-------- Material provided

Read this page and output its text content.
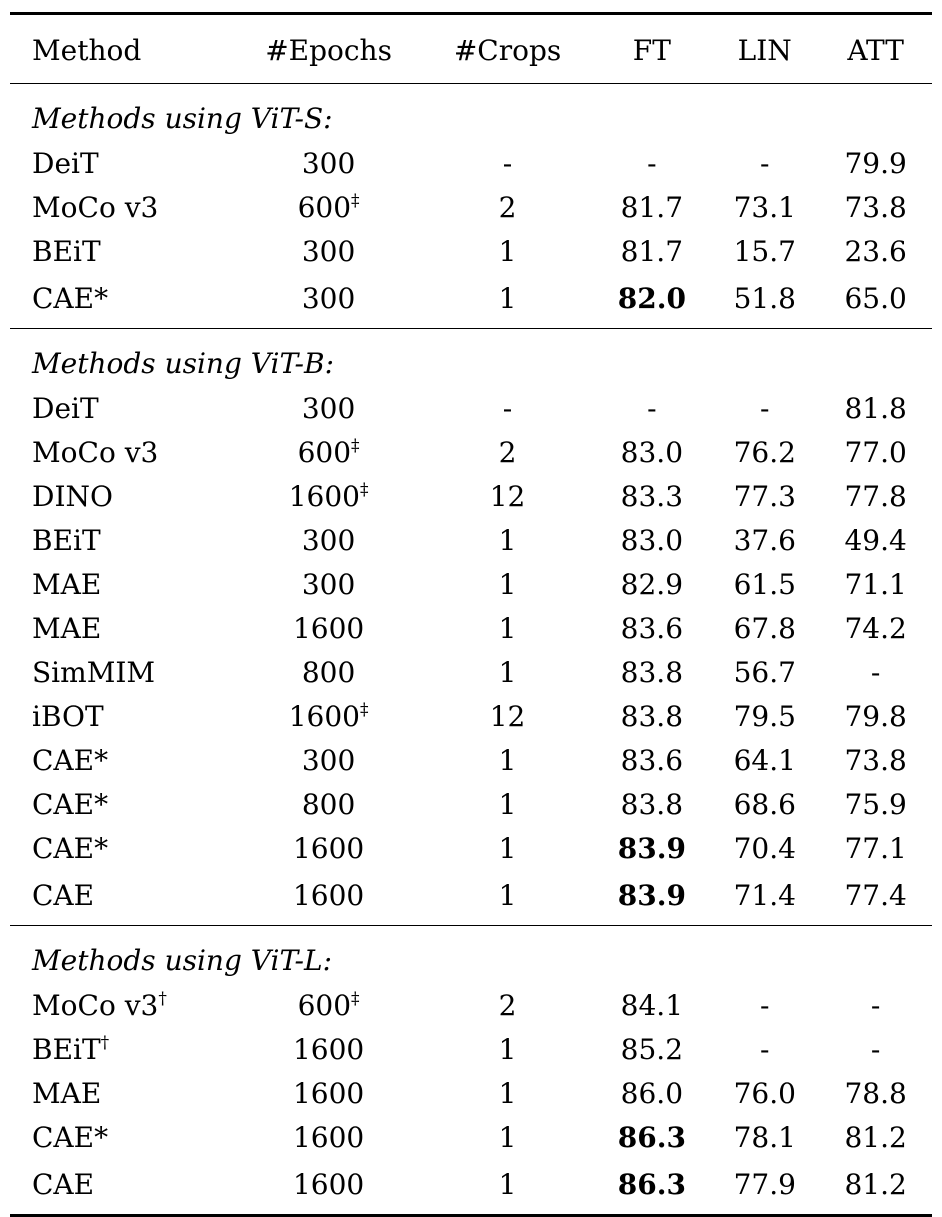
Method	#Epochs	#Crops	FT	LIN	ATT
Methods using ViT-S:					
DeiT	300	-	-	-	79.9
MoCo v3	600‡	2	81.7	73.1	73.8
BEiT	300	1	81.7	15.7	23.6
CAE*	300	1	82.0	51.8	65.0
Methods using ViT-B:					
DeiT	300	-	-	-	81.8
MoCo v3	600‡	2	83.0	76.2	77.0
DINO	1600‡	12	83.3	77.3	77.8
BEiT	300	1	83.0	37.6	49.4
MAE	300	1	82.9	61.5	71.1
MAE	1600	1	83.6	67.8	74.2
SimMIM	800	1	83.8	56.7	-
iBOT	1600‡	12	83.8	79.5	79.8
CAE*	300	1	83.6	64.1	73.8
CAE*	800	1	83.8	68.6	75.9
CAE*	1600	1	83.9	70.4	77.1
CAE	1600	1	83.9	71.4	77.4
Methods using ViT-L:					
MoCo v3†	600‡	2	84.1	-	-
BEiT†	1600	1	85.2	-	-
MAE	1600	1	86.0	76.0	78.8
CAE*	1600	1	86.3	78.1	81.2
CAE	1600	1	86.3	77.9	81.2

----------------

Required task
Take the listing above and restate it word for word, without its pictures.

Answer to the task
Read this page and output its text content.
Method	#Epochs	#Crops	FT	LIN	ATT
Methods using ViT-S:					
DeiT	300	-	-	-	79.9
MoCo v3	600‡	2	81.7	73.1	73.8
BEiT	300	1	81.7	15.7	23.6
CAE*	300	1	82.0	51.8	65.0
Methods using ViT-B:					
DeiT	300	-	-	-	81.8
MoCo v3	600‡	2	83.0	76.2	77.0
DINO	1600‡	12	83.3	77.3	77.8
BEiT	300	1	83.0	37.6	49.4
MAE	300	1	82.9	61.5	71.1
MAE	1600	1	83.6	67.8	74.2
SimMIM	800	1	83.8	56.7	-
iBOT	1600‡	12	83.8	79.5	79.8
CAE*	300	1	83.6	64.1	73.8
CAE*	800	1	83.8	68.6	75.9
CAE*	1600	1	83.9	70.4	77.1
CAE	1600	1	83.9	71.4	77.4
Methods using ViT-L:					
MoCo v3†	600‡	2	84.1	-	-
BEiT†	1600	1	85.2	-	-
MAE	1600	1	86.0	76.0	78.8
CAE*	1600	1	86.3	78.1	81.2
CAE	1600	1	86.3	77.9	81.2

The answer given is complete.